Exercise task: Lines containing "Landesamt" are to be counted. Report the count alone.

Dataset content:
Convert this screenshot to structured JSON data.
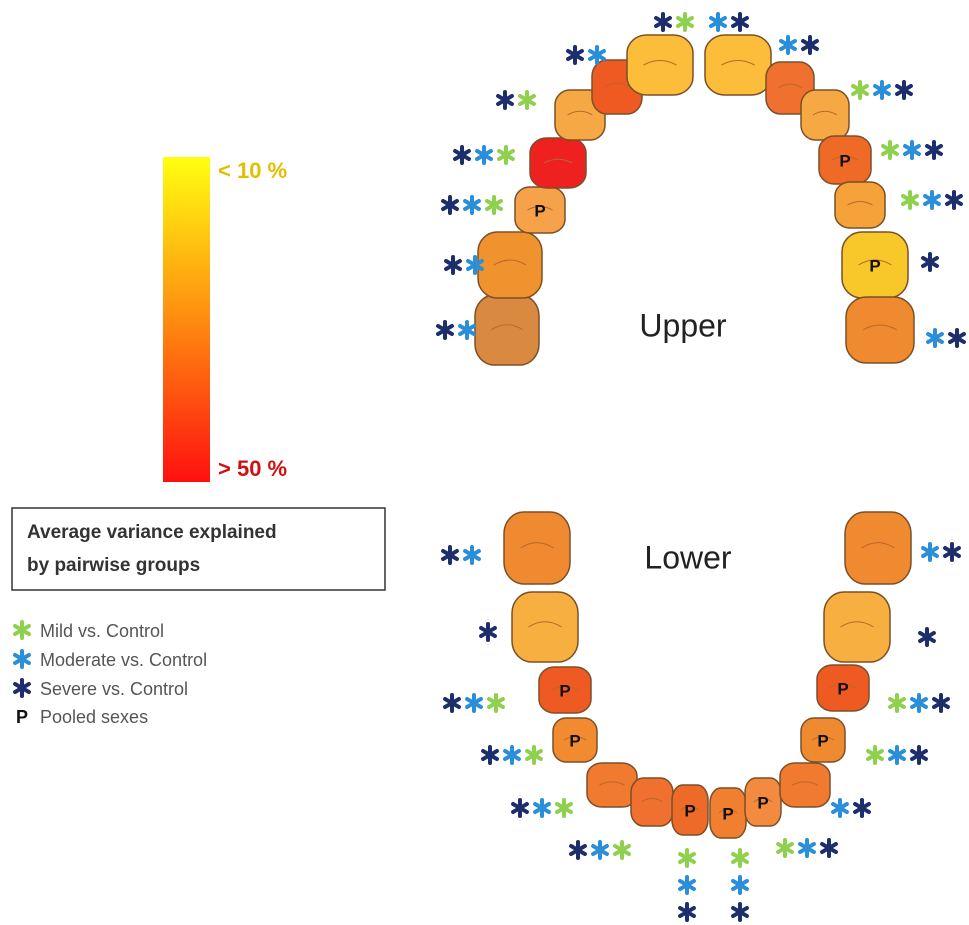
{
  "color_scale": {
    "top_label": "< 10 %",
    "bottom_label": "> 50 %"
  },
  "legend_box": {
    "lines": [
      "Average  variance explained",
      "by pairwise groups"
    ]
  },
  "legend": {
    "items": [
      "Mild vs. Control",
      "Moderate vs. Control",
      "Severe vs. Control"
    ],
    "pooled": {
      "symbol": "P",
      "label": "Pooled sexes"
    }
  },
  "upper": {
    "label": "Upper",
    "tooth_labels": [
      "P",
      "P",
      "P"
    ]
  },
  "lower": {
    "label": "Lower",
    "tooth_labels": [
      "P",
      "P",
      "P",
      "P",
      "P",
      "P",
      "P"
    ]
  }
}
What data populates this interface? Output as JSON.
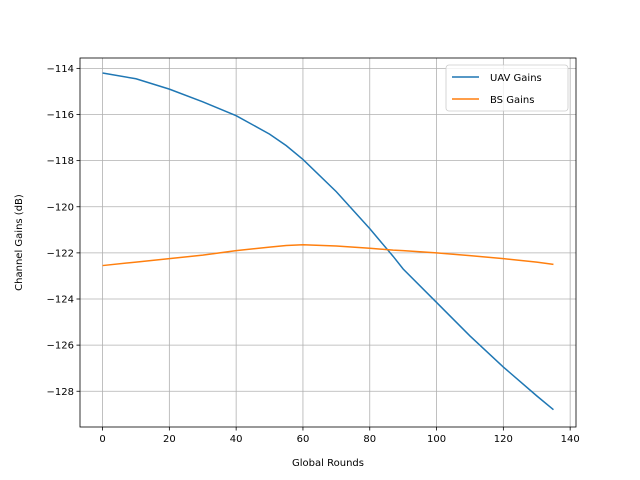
{
  "chart_data": {
    "type": "line",
    "title": "",
    "xlabel": "Global Rounds",
    "ylabel": "Channel Gains (dB)",
    "xlim": [
      -6.75,
      141.75
    ],
    "ylim": [
      -129.55,
      -113.55
    ],
    "xticks": [
      0,
      20,
      40,
      60,
      80,
      100,
      120,
      140
    ],
    "yticks": [
      -128,
      -126,
      -124,
      -122,
      -120,
      -118,
      -116,
      -114
    ],
    "xtick_labels": [
      "0",
      "20",
      "40",
      "60",
      "80",
      "100",
      "120",
      "140"
    ],
    "ytick_labels": [
      "−128",
      "−126",
      "−124",
      "−122",
      "−120",
      "−118",
      "−116",
      "−114"
    ],
    "grid": true,
    "legend_position": "top-right",
    "x": [
      0,
      10,
      20,
      30,
      40,
      50,
      55,
      60,
      70,
      80,
      87,
      90,
      100,
      110,
      120,
      130,
      135
    ],
    "series": [
      {
        "name": "UAV Gains",
        "color": "#1f77b4",
        "values": [
          -114.2,
          -114.45,
          -114.9,
          -115.45,
          -116.05,
          -116.85,
          -117.35,
          -117.95,
          -119.35,
          -120.95,
          -122.15,
          -122.7,
          -124.15,
          -125.6,
          -126.95,
          -128.2,
          -128.8
        ]
      },
      {
        "name": "BS Gains",
        "color": "#ff7f0e",
        "values": [
          -122.55,
          -122.4,
          -122.25,
          -122.1,
          -121.9,
          -121.75,
          -121.68,
          -121.65,
          -121.7,
          -121.8,
          -121.88,
          -121.9,
          -122.0,
          -122.12,
          -122.25,
          -122.4,
          -122.5
        ]
      }
    ]
  }
}
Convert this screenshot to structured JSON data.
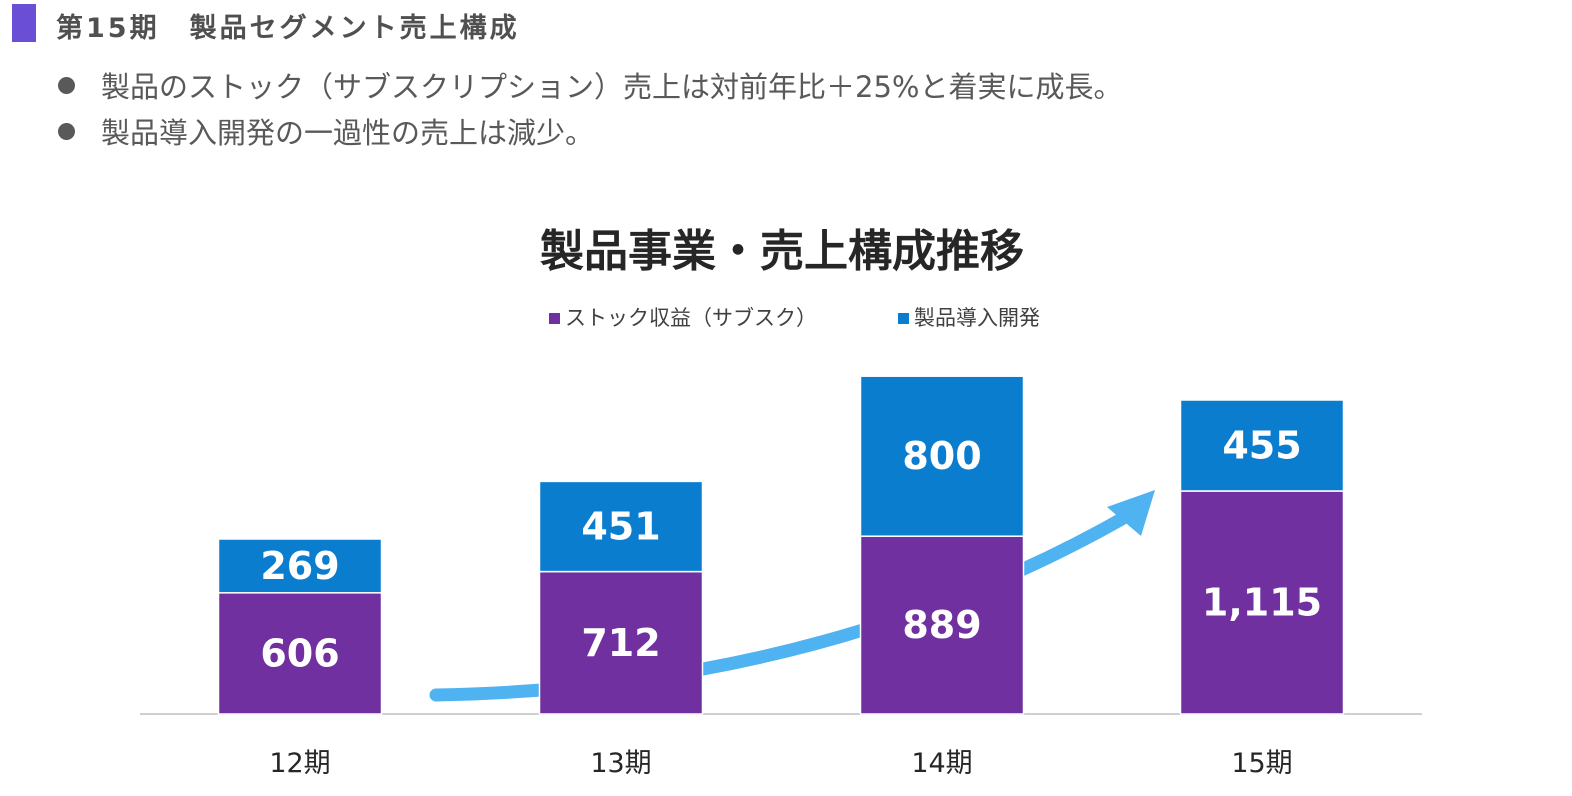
{
  "header": {
    "title": "第15期　製品セグメント売上構成"
  },
  "bullets": [
    "製品のストック（サブスクリプション）売上は対前年比＋25%と着実に成長。",
    "製品導入開発の一過性の売上は減少。"
  ],
  "colors": {
    "header_bar": "#6a4fd6",
    "stock": "#7030a0",
    "intro": "#0b7dcf",
    "arrow": "#4fb3f2"
  },
  "chart_data": {
    "type": "bar",
    "stacked": true,
    "title": "製品事業・売上構成推移",
    "categories": [
      "12期",
      "13期",
      "14期",
      "15期"
    ],
    "series": [
      {
        "name": "ストック収益（サブスク）",
        "values": [
          606,
          712,
          889,
          1115
        ],
        "labels": [
          "606",
          "712",
          "889",
          "1,115"
        ]
      },
      {
        "name": "製品導入開発",
        "values": [
          269,
          451,
          800,
          455
        ],
        "labels": [
          "269",
          "451",
          "800",
          "455"
        ]
      }
    ],
    "legend": "top-center",
    "grid": false,
    "ylim": [
      0,
      1700
    ],
    "annotation": "rising-trend-arrow"
  }
}
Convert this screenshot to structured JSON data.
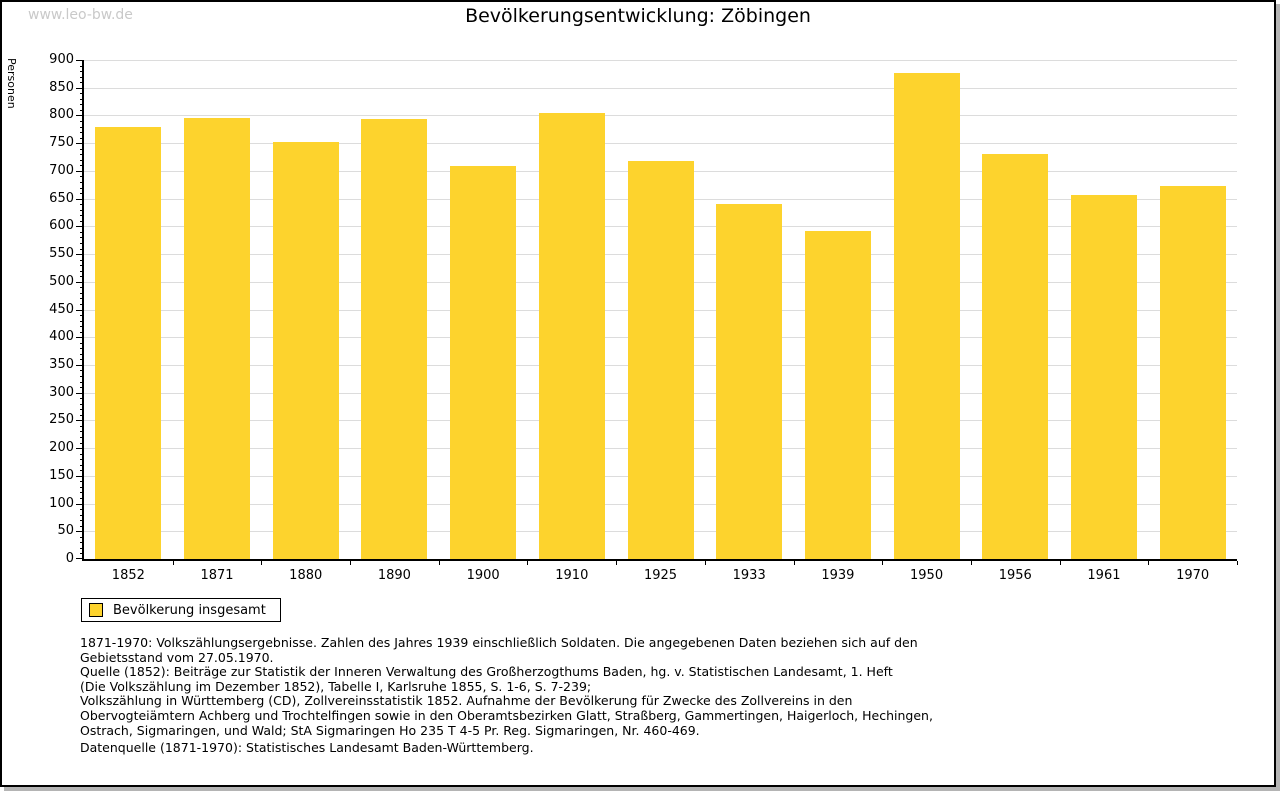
{
  "watermark": "www.leo-bw.de",
  "chart_data": {
    "type": "bar",
    "title": "Bevölkerungsentwicklung: Zöbingen",
    "ylabel": "Personen",
    "xlabel": "",
    "categories": [
      "1852",
      "1871",
      "1880",
      "1890",
      "1900",
      "1910",
      "1925",
      "1933",
      "1939",
      "1950",
      "1956",
      "1961",
      "1970"
    ],
    "values": [
      780,
      795,
      752,
      793,
      708,
      805,
      717,
      640,
      591,
      877,
      731,
      657,
      673
    ],
    "ylim": [
      0,
      900
    ],
    "ytick_step": 50,
    "minor_tick_step": 10,
    "grid": "horizontal-major",
    "legend_position": "bottom-left",
    "bar_color": "#fdd32d",
    "grid_color": "#dcdcdc",
    "legend": {
      "label": "Bevölkerung insgesamt"
    }
  },
  "footnotes": {
    "lines": [
      "1871-1970: Volkszählungsergebnisse. Zahlen des Jahres 1939 einschließlich Soldaten. Die angegebenen Daten beziehen sich auf den",
      "Gebietsstand vom 27.05.1970.",
      "Quelle (1852): Beiträge zur Statistik der Inneren Verwaltung des Großherzogthums Baden, hg. v. Statistischen Landesamt, 1. Heft",
      "(Die Volkszählung im Dezember 1852), Tabelle I, Karlsruhe 1855, S. 1-6, S. 7-239;",
      "Volkszählung in Württemberg (CD), Zollvereinsstatistik 1852. Aufnahme der Bevölkerung für Zwecke des Zollvereins in den",
      "Obervogteiämtern Achberg und Trochtelfingen sowie in den Oberamtsbezirken Glatt, Straßberg, Gammertingen, Haigerloch, Hechingen,",
      "Ostrach, Sigmaringen, und Wald; StA Sigmaringen Ho 235 T 4-5 Pr. Reg. Sigmaringen, Nr. 460-469."
    ],
    "datasource": "Datenquelle (1871-1970): Statistisches Landesamt Baden-Württemberg."
  }
}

Reply: 2